[[ Data open ]]

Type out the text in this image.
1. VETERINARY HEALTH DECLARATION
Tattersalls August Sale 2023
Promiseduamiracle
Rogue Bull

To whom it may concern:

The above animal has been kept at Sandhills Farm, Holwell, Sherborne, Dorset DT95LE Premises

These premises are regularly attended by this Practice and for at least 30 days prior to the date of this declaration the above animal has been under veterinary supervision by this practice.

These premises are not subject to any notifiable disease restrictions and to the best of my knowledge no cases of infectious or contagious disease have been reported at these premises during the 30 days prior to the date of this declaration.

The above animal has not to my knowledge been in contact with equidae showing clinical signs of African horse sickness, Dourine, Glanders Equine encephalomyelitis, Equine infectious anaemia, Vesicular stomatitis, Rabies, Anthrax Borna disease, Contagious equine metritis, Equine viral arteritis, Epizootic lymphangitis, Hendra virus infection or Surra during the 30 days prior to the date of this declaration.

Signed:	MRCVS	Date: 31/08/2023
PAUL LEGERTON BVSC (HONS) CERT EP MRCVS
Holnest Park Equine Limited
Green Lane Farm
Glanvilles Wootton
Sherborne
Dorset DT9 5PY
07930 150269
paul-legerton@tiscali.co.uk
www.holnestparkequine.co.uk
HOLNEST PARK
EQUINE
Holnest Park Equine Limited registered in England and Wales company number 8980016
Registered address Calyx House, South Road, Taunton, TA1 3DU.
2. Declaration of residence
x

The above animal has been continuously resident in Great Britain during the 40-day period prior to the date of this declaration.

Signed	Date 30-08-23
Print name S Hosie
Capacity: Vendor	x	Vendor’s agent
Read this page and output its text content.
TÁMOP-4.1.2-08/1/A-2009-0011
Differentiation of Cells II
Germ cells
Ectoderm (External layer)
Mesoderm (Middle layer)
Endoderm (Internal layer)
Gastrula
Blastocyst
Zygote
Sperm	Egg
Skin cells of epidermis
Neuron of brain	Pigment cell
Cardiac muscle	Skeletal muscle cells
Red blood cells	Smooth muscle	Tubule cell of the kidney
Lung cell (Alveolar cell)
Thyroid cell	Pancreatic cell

[[ Data closed ]]

Exercise prompt
Retype exactly the lines from the one containing "Read this page and output its text content." through the end of the data. Add nothing.

Answer area
Read this page and output its text content.
TÁMOP-4.1.2-08/1/A-2009-0011
Differentiation of Cells II
Germ cells
Ectoderm (External layer)
Mesoderm (Middle layer)
Endoderm (Internal layer)
Gastrula
Blastocyst
Zygote
Sperm	Egg
Skin cells of epidermis
Neuron of brain	Pigment cell
Cardiac muscle	Skeletal muscle cells
Red blood cells	Smooth muscle	Tubule cell of the kidney
Lung cell (Alveolar cell)
Thyroid cell	Pancreatic cell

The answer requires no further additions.